**INPUT**
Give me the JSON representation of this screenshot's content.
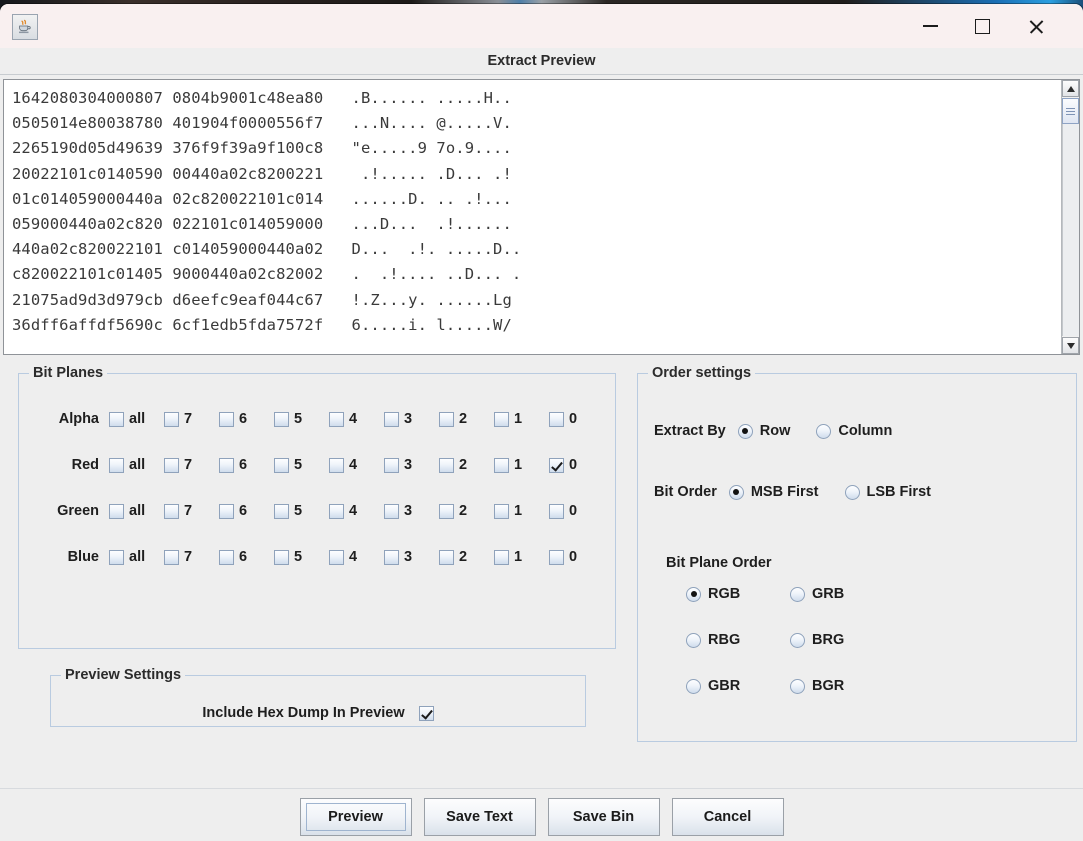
{
  "window": {
    "app_icon": "java-coffee-cup-icon",
    "minimize_label": "—",
    "maximize_label": "□",
    "close_label": "✕",
    "dialog_title": "Extract Preview"
  },
  "preview": {
    "hexdump": "1642080304000807 0804b9001c48ea80   .B...... .....H..\n0505014e80038780 401904f0000556f7   ...N.... @.....V.\n2265190d05d49639 376f9f39a9f100c8   \"e.....9 7o.9....\n20022101c0140590 00440a02c8200221    .!..... .D... .!\n01c014059000440a 02c820022101c014   ......D. .. .!...\n059000440a02c820 022101c014059000   ...D...  .!......\n440a02c820022101 c014059000440a02   D...  .!. .....D..\nc820022101c01405 9000440a02c82002   .  .!.... ..D... .\n21075ad9d3d979cb d6eefc9eaf044c67   !.Z...y. ......Lg\n36dff6affdf5690c 6cf1edb5fda7572f   6.....i. l.....W/",
    "scrollbar": {
      "up_arrow": "scroll-up-arrow-icon",
      "down_arrow": "scroll-down-arrow-icon"
    }
  },
  "bit_planes": {
    "title": "Bit Planes",
    "column_labels": [
      "all",
      "7",
      "6",
      "5",
      "4",
      "3",
      "2",
      "1",
      "0"
    ],
    "rows": [
      {
        "label": "Alpha",
        "checked": [
          false,
          false,
          false,
          false,
          false,
          false,
          false,
          false,
          false
        ]
      },
      {
        "label": "Red",
        "checked": [
          false,
          false,
          false,
          false,
          false,
          false,
          false,
          false,
          true
        ]
      },
      {
        "label": "Green",
        "checked": [
          false,
          false,
          false,
          false,
          false,
          false,
          false,
          false,
          false
        ]
      },
      {
        "label": "Blue",
        "checked": [
          false,
          false,
          false,
          false,
          false,
          false,
          false,
          false,
          false
        ]
      }
    ]
  },
  "preview_settings": {
    "title": "Preview Settings",
    "include_hex_dump_label": "Include Hex Dump In Preview",
    "include_hex_dump_checked": true
  },
  "order_settings": {
    "title": "Order settings",
    "extract_by": {
      "label": "Extract By",
      "options": [
        "Row",
        "Column"
      ],
      "selected": "Row"
    },
    "bit_order": {
      "label": "Bit Order",
      "options": [
        "MSB First",
        "LSB First"
      ],
      "selected": "MSB First"
    },
    "bit_plane_order": {
      "label": "Bit Plane Order",
      "options": [
        "RGB",
        "GRB",
        "RBG",
        "BRG",
        "GBR",
        "BGR"
      ],
      "selected": "RGB"
    }
  },
  "buttons": {
    "preview": "Preview",
    "save_text": "Save Text",
    "save_bin": "Save Bin",
    "cancel": "Cancel",
    "focused": "Preview"
  }
}
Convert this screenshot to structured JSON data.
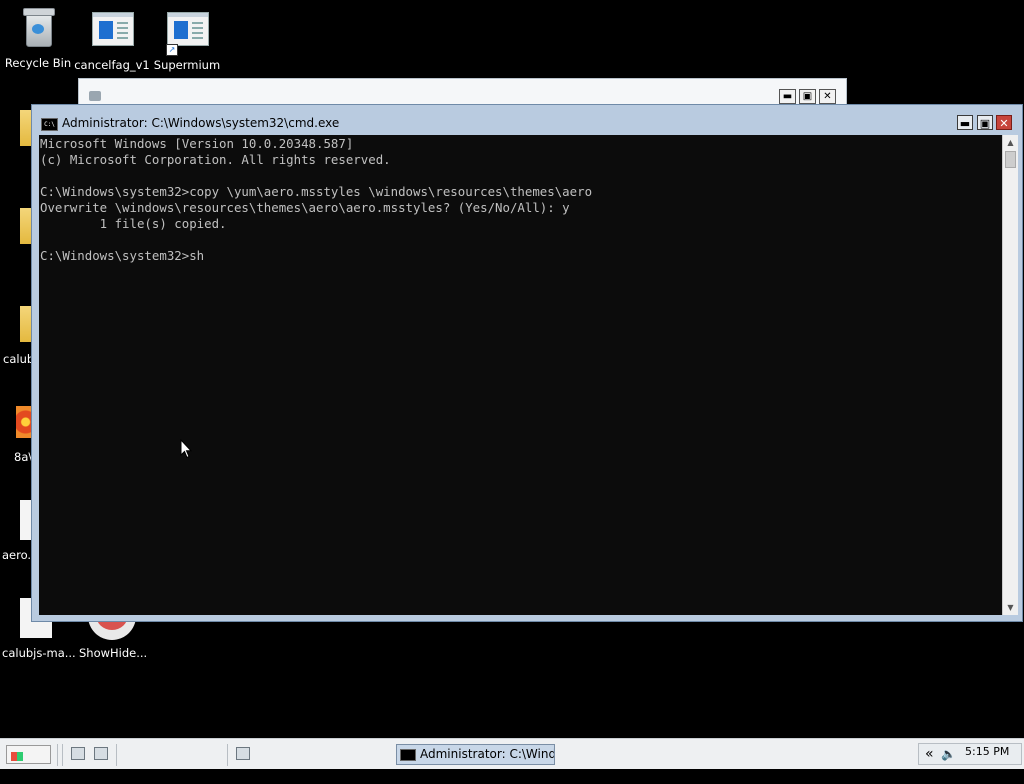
{
  "desktop": {
    "icons": [
      {
        "label": "Recycle Bin"
      },
      {
        "label": "cancelfag_v1"
      },
      {
        "label": "Supermium"
      }
    ],
    "left_partial_labels": [
      "calub",
      "8a\\",
      "aero.r",
      "calubjs-ma...",
      "ShowHide..."
    ]
  },
  "back_window": {
    "minimize": "▬",
    "maximize": "▣",
    "close": "✕"
  },
  "cmd_window": {
    "title": "Administrator: C:\\Windows\\system32\\cmd.exe",
    "icon_text": "C:\\",
    "minimize": "▬",
    "maximize": "▣",
    "close": "✕",
    "lines": [
      "Microsoft Windows [Version 10.0.20348.587]",
      "(c) Microsoft Corporation. All rights reserved.",
      "",
      "C:\\Windows\\system32>copy \\yum\\aero.msstyles \\windows\\resources\\themes\\aero",
      "Overwrite \\windows\\resources\\themes\\aero\\aero.msstyles? (Yes/No/All): y",
      "        1 file(s) copied.",
      "",
      "C:\\Windows\\system32>sh"
    ],
    "scroll_up": "▲",
    "scroll_down": "▼"
  },
  "taskbar": {
    "start_label": "Start",
    "active_task": "Administrator: C:\\Wind...",
    "tray_chevron": "«",
    "volume_icon": "🔈",
    "clock": "5:15 PM"
  }
}
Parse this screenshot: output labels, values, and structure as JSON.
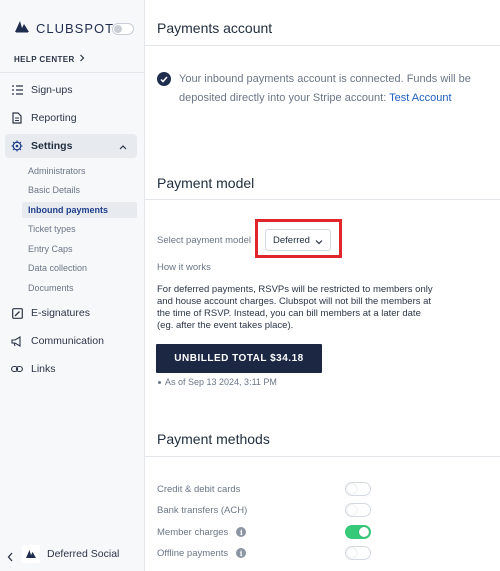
{
  "sidebar": {
    "brand": "CLUBSPOT",
    "help_center": "HELP CENTER",
    "items": [
      {
        "label": "Sign-ups",
        "icon": "list-icon"
      },
      {
        "label": "Reporting",
        "icon": "document-icon"
      },
      {
        "label": "Settings",
        "icon": "gear-icon"
      },
      {
        "label": "E-signatures",
        "icon": "pen-square-icon"
      },
      {
        "label": "Communication",
        "icon": "megaphone-icon"
      },
      {
        "label": "Links",
        "icon": "link-icon"
      }
    ],
    "settings_children": [
      {
        "label": "Administrators"
      },
      {
        "label": "Basic Details"
      },
      {
        "label": "Inbound payments"
      },
      {
        "label": "Ticket types"
      },
      {
        "label": "Entry Caps"
      },
      {
        "label": "Data collection"
      },
      {
        "label": "Documents"
      }
    ],
    "club_name": "Deferred Social"
  },
  "main": {
    "payments_account": {
      "title": "Payments account",
      "connected_text": "Your inbound payments account is connected. Funds will be deposited directly into your Stripe account: ",
      "account_link": "Test Account"
    },
    "payment_model": {
      "title": "Payment model",
      "select_label": "Select payment model",
      "selected_value": "Deferred",
      "how_it_works": "How it works",
      "description": "For deferred payments, RSVPs will be restricted to members only and house account charges. Clubspot will not bill the members at the time of RSVP. Instead, you can bill members at a later date (eg. after the event takes place).",
      "unbilled_button": "UNBILLED TOTAL $34.18",
      "as_of": "As of Sep 13 2024, 3:11 PM"
    },
    "payment_methods": {
      "title": "Payment methods",
      "items": [
        {
          "label": "Credit & debit cards",
          "enabled": false,
          "info": false
        },
        {
          "label": "Bank transfers (ACH)",
          "enabled": false,
          "info": false
        },
        {
          "label": "Member charges",
          "enabled": true,
          "info": true
        },
        {
          "label": "Offline payments",
          "enabled": false,
          "info": true
        }
      ]
    }
  },
  "colors": {
    "accent_dark": "#1c2743",
    "link": "#1f5fbf",
    "toggle_on": "#37c97a",
    "highlight": "#e0262a"
  }
}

**EXERCISE TASK**
Check each line of the data above for the string "screenshot", then report how many lines have it, with no other words.

**WRITTEN SOLUTION**
3